What follows is a listing; give it again exactly, in its entirety.

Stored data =
########################################
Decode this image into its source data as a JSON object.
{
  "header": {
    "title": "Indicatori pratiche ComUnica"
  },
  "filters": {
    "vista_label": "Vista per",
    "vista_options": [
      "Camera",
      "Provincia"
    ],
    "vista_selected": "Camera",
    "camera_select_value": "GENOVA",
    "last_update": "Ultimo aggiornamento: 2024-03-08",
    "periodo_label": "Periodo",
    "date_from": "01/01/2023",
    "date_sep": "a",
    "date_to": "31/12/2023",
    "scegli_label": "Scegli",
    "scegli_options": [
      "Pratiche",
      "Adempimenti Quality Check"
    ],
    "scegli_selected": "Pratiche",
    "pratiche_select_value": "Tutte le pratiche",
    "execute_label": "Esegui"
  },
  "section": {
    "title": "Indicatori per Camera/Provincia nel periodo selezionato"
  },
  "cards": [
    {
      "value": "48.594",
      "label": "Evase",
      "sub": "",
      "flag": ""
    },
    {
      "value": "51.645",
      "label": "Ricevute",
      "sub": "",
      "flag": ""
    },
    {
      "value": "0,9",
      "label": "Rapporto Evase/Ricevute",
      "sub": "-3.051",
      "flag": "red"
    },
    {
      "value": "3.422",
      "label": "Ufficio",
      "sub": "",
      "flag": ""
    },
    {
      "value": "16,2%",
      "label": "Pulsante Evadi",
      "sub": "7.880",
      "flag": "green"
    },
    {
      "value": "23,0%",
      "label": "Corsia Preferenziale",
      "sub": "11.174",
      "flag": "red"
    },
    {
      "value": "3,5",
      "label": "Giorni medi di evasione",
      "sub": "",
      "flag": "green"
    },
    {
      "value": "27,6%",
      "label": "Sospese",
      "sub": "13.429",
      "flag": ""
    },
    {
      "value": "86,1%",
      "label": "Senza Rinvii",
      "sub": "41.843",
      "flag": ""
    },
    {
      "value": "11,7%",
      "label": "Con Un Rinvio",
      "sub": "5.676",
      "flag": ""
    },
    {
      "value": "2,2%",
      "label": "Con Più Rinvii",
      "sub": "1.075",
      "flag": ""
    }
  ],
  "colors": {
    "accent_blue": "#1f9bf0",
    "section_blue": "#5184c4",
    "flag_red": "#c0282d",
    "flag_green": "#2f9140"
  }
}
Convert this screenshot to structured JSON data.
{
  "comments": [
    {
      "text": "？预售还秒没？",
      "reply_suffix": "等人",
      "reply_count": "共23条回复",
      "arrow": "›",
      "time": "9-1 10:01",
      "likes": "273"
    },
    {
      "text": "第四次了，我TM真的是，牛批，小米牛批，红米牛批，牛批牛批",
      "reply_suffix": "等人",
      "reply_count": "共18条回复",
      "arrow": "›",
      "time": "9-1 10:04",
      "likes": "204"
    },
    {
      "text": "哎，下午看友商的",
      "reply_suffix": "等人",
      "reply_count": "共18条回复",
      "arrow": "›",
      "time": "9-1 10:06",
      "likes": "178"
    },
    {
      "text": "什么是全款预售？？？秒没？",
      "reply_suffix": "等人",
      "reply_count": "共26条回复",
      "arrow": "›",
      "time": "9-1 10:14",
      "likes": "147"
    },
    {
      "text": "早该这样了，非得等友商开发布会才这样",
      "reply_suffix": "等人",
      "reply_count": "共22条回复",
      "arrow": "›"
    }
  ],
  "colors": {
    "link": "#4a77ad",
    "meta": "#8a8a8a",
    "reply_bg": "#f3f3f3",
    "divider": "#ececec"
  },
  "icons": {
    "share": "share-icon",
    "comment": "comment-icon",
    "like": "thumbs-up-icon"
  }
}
########################################
ANSWER TO THE TASK =
Decode this image into its source data as a JSON object.
{
  "header": {
    "title": "Indicatori pratiche ComUnica"
  },
  "filters": {
    "vista_label": "Vista per",
    "vista_options": [
      "Camera",
      "Provincia"
    ],
    "vista_selected": "Camera",
    "camera_select_value": "GENOVA",
    "last_update": "Ultimo aggiornamento: 2024-03-08",
    "periodo_label": "Periodo",
    "date_from": "01/01/2023",
    "date_sep": "a",
    "date_to": "31/12/2023",
    "scegli_label": "Scegli",
    "scegli_options": [
      "Pratiche",
      "Adempimenti Quality Check"
    ],
    "scegli_selected": "Pratiche",
    "pratiche_select_value": "Tutte le pratiche",
    "execute_label": "Esegui"
  },
  "section": {
    "title": "Indicatori per Camera/Provincia nel periodo selezionato"
  },
  "cards": [
    {
      "value": "48.594",
      "label": "Evase",
      "sub": "",
      "flag": ""
    },
    {
      "value": "51.645",
      "label": "Ricevute",
      "sub": "",
      "flag": ""
    },
    {
      "value": "0,9",
      "label": "Rapporto Evase/Ricevute",
      "sub": "-3.051",
      "flag": "red"
    },
    {
      "value": "3.422",
      "label": "Ufficio",
      "sub": "",
      "flag": ""
    },
    {
      "value": "16,2%",
      "label": "Pulsante Evadi",
      "sub": "7.880",
      "flag": "green"
    },
    {
      "value": "23,0%",
      "label": "Corsia Preferenziale",
      "sub": "11.174",
      "flag": "red"
    },
    {
      "value": "3,5",
      "label": "Giorni medi di evasione",
      "sub": "",
      "flag": "green"
    },
    {
      "value": "27,6%",
      "label": "Sospese",
      "sub": "13.429",
      "flag": ""
    },
    {
      "value": "86,1%",
      "label": "Senza Rinvii",
      "sub": "41.843",
      "flag": ""
    },
    {
      "value": "11,7%",
      "label": "Con Un Rinvio",
      "sub": "5.676",
      "flag": ""
    },
    {
      "value": "2,2%",
      "label": "Con Più Rinvii",
      "sub": "1.075",
      "flag": ""
    }
  ],
  "colors": {
    "accent_blue": "#1f9bf0",
    "section_blue": "#5184c4",
    "flag_red": "#c0282d",
    "flag_green": "#2f9140"
  }
}
Convert this screenshot to structured JSON data.
{
  "comments": [
    {
      "text": "？预售还秒没？",
      "reply_suffix": "等人",
      "reply_count": "共23条回复",
      "arrow": "›",
      "time": "9-1 10:01",
      "likes": "273"
    },
    {
      "text": "第四次了，我TM真的是，牛批，小米牛批，红米牛批，牛批牛批",
      "reply_suffix": "等人",
      "reply_count": "共18条回复",
      "arrow": "›",
      "time": "9-1 10:04",
      "likes": "204"
    },
    {
      "text": "哎，下午看友商的",
      "reply_suffix": "等人",
      "reply_count": "共18条回复",
      "arrow": "›",
      "time": "9-1 10:06",
      "likes": "178"
    },
    {
      "text": "什么是全款预售？？？秒没？",
      "reply_suffix": "等人",
      "reply_count": "共26条回复",
      "arrow": "›",
      "time": "9-1 10:14",
      "likes": "147"
    },
    {
      "text": "早该这样了，非得等友商开发布会才这样",
      "reply_suffix": "等人",
      "reply_count": "共22条回复",
      "arrow": "›"
    }
  ],
  "colors": {
    "link": "#4a77ad",
    "meta": "#8a8a8a",
    "reply_bg": "#f3f3f3",
    "divider": "#ececec"
  },
  "icons": {
    "share": "share-icon",
    "comment": "comment-icon",
    "like": "thumbs-up-icon"
  }
}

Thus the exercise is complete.